Task objective: Copy every line of the material below word for word.

Dataset records
---
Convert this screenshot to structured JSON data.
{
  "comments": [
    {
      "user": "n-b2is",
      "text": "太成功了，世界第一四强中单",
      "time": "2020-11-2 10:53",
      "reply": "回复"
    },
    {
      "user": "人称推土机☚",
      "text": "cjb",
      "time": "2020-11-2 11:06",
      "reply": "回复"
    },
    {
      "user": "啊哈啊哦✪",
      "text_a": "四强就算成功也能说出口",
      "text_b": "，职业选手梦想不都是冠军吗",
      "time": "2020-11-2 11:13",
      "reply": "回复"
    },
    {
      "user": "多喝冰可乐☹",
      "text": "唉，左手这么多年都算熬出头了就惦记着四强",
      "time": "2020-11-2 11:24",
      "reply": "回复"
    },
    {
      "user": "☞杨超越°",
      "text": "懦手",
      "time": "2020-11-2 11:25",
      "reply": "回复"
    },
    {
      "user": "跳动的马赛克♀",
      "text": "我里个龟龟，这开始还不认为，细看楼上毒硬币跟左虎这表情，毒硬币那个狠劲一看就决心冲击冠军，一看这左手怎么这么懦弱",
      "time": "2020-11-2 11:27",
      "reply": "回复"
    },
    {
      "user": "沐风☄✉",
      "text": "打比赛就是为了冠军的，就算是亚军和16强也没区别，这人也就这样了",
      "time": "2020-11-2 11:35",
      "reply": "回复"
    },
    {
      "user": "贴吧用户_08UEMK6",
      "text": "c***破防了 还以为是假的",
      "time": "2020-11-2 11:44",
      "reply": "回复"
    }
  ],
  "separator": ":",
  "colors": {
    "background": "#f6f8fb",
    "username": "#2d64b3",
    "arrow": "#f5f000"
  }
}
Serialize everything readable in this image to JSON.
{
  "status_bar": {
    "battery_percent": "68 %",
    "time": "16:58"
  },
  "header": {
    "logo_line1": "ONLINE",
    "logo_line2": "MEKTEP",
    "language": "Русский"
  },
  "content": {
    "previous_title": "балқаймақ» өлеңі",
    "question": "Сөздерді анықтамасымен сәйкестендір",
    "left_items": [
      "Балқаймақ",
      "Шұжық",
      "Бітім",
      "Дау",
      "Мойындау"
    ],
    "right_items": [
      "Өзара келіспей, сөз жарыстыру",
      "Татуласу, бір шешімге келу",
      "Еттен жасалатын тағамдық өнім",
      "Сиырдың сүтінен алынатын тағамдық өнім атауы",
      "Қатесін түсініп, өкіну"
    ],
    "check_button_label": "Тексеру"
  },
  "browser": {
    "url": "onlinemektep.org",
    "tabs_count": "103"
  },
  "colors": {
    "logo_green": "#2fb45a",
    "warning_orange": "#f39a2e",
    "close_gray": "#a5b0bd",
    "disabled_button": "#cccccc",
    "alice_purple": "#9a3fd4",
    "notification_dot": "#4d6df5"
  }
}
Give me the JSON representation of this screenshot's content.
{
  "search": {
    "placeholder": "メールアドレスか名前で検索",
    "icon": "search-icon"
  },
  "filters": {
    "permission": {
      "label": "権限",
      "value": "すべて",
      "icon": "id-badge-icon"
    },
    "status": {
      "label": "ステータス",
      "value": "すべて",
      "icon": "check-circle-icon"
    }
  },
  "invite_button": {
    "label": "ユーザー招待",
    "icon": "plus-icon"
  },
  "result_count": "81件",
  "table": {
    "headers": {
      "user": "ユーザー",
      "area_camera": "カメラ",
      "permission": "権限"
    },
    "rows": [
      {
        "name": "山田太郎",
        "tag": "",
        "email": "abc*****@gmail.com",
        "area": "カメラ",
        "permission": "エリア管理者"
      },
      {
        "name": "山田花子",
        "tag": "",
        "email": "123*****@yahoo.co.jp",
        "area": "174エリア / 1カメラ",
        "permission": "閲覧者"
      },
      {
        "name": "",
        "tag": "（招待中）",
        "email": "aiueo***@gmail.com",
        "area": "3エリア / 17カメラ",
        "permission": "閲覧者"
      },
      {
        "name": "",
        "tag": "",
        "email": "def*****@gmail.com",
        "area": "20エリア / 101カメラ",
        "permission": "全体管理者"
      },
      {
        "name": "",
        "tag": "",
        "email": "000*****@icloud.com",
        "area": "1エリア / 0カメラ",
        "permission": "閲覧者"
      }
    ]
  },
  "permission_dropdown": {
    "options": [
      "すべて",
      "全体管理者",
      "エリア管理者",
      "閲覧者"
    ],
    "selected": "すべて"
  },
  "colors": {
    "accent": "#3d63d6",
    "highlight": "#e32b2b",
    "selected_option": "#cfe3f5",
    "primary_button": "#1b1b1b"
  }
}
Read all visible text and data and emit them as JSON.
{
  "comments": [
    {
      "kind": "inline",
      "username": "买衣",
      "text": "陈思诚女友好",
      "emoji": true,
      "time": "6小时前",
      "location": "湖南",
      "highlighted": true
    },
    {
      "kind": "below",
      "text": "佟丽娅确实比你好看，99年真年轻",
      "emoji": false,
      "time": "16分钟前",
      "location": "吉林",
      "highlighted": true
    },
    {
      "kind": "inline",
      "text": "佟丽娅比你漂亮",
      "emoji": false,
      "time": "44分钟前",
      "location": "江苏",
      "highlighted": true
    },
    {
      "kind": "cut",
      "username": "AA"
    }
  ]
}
---
Result for this exercise:
Convert this screenshot to structured JSON data.
{
  "comments": [
    {
      "user": "n-b2is",
      "text": "太成功了，世界第一四强中单",
      "time": "2020-11-2 10:53",
      "reply": "回复"
    },
    {
      "user": "人称推土机☚",
      "text": "cjb",
      "time": "2020-11-2 11:06",
      "reply": "回复"
    },
    {
      "user": "啊哈啊哦✪",
      "text_a": "四强就算成功也能说出口",
      "text_b": "，职业选手梦想不都是冠军吗",
      "time": "2020-11-2 11:13",
      "reply": "回复"
    },
    {
      "user": "多喝冰可乐☹",
      "text": "唉，左手这么多年都算熬出头了就惦记着四强",
      "time": "2020-11-2 11:24",
      "reply": "回复"
    },
    {
      "user": "☞杨超越°",
      "text": "懦手",
      "time": "2020-11-2 11:25",
      "reply": "回复"
    },
    {
      "user": "跳动的马赛克♀",
      "text": "我里个龟龟，这开始还不认为，细看楼上毒硬币跟左虎这表情，毒硬币那个狠劲一看就决心冲击冠军，一看这左手怎么这么懦弱",
      "time": "2020-11-2 11:27",
      "reply": "回复"
    },
    {
      "user": "沐风☄✉",
      "text": "打比赛就是为了冠军的，就算是亚军和16强也没区别，这人也就这样了",
      "time": "2020-11-2 11:35",
      "reply": "回复"
    },
    {
      "user": "贴吧用户_08UEMK6",
      "text": "c***破防了 还以为是假的",
      "time": "2020-11-2 11:44",
      "reply": "回复"
    }
  ],
  "separator": ":",
  "colors": {
    "background": "#f6f8fb",
    "username": "#2d64b3",
    "arrow": "#f5f000"
  }
}
Serialize everything readable in this image to JSON.
{
  "status_bar": {
    "battery_percent": "68 %",
    "time": "16:58"
  },
  "header": {
    "logo_line1": "ONLINE",
    "logo_line2": "MEKTEP",
    "language": "Русский"
  },
  "content": {
    "previous_title": "балқаймақ» өлеңі",
    "question": "Сөздерді анықтамасымен сәйкестендір",
    "left_items": [
      "Балқаймақ",
      "Шұжық",
      "Бітім",
      "Дау",
      "Мойындау"
    ],
    "right_items": [
      "Өзара келіспей, сөз жарыстыру",
      "Татуласу, бір шешімге келу",
      "Еттен жасалатын тағамдық өнім",
      "Сиырдың сүтінен алынатын тағамдық өнім атауы",
      "Қатесін түсініп, өкіну"
    ],
    "check_button_label": "Тексеру"
  },
  "browser": {
    "url": "onlinemektep.org",
    "tabs_count": "103"
  },
  "colors": {
    "logo_green": "#2fb45a",
    "warning_orange": "#f39a2e",
    "close_gray": "#a5b0bd",
    "disabled_button": "#cccccc",
    "alice_purple": "#9a3fd4",
    "notification_dot": "#4d6df5"
  }
}
Give me the JSON representation of this screenshot's content.
{
  "search": {
    "placeholder": "メールアドレスか名前で検索",
    "icon": "search-icon"
  },
  "filters": {
    "permission": {
      "label": "権限",
      "value": "すべて",
      "icon": "id-badge-icon"
    },
    "status": {
      "label": "ステータス",
      "value": "すべて",
      "icon": "check-circle-icon"
    }
  },
  "invite_button": {
    "label": "ユーザー招待",
    "icon": "plus-icon"
  },
  "result_count": "81件",
  "table": {
    "headers": {
      "user": "ユーザー",
      "area_camera": "カメラ",
      "permission": "権限"
    },
    "rows": [
      {
        "name": "山田太郎",
        "tag": "",
        "email": "abc*****@gmail.com",
        "area": "カメラ",
        "permission": "エリア管理者"
      },
      {
        "name": "山田花子",
        "tag": "",
        "email": "123*****@yahoo.co.jp",
        "area": "174エリア / 1カメラ",
        "permission": "閲覧者"
      },
      {
        "name": "",
        "tag": "（招待中）",
        "email": "aiueo***@gmail.com",
        "area": "3エリア / 17カメラ",
        "permission": "閲覧者"
      },
      {
        "name": "",
        "tag": "",
        "email": "def*****@gmail.com",
        "area": "20エリア / 101カメラ",
        "permission": "全体管理者"
      },
      {
        "name": "",
        "tag": "",
        "email": "000*****@icloud.com",
        "area": "1エリア / 0カメラ",
        "permission": "閲覧者"
      }
    ]
  },
  "permission_dropdown": {
    "options": [
      "すべて",
      "全体管理者",
      "エリア管理者",
      "閲覧者"
    ],
    "selected": "すべて"
  },
  "colors": {
    "accent": "#3d63d6",
    "highlight": "#e32b2b",
    "selected_option": "#cfe3f5",
    "primary_button": "#1b1b1b"
  }
}
Read all visible text and data and emit them as JSON.
{
  "comments": [
    {
      "kind": "inline",
      "username": "买衣",
      "text": "陈思诚女友好",
      "emoji": true,
      "time": "6小时前",
      "location": "湖南",
      "highlighted": true
    },
    {
      "kind": "below",
      "text": "佟丽娅确实比你好看，99年真年轻",
      "emoji": false,
      "time": "16分钟前",
      "location": "吉林",
      "highlighted": true
    },
    {
      "kind": "inline",
      "text": "佟丽娅比你漂亮",
      "emoji": false,
      "time": "44分钟前",
      "location": "江苏",
      "highlighted": true
    },
    {
      "kind": "cut",
      "username": "AA"
    }
  ]
}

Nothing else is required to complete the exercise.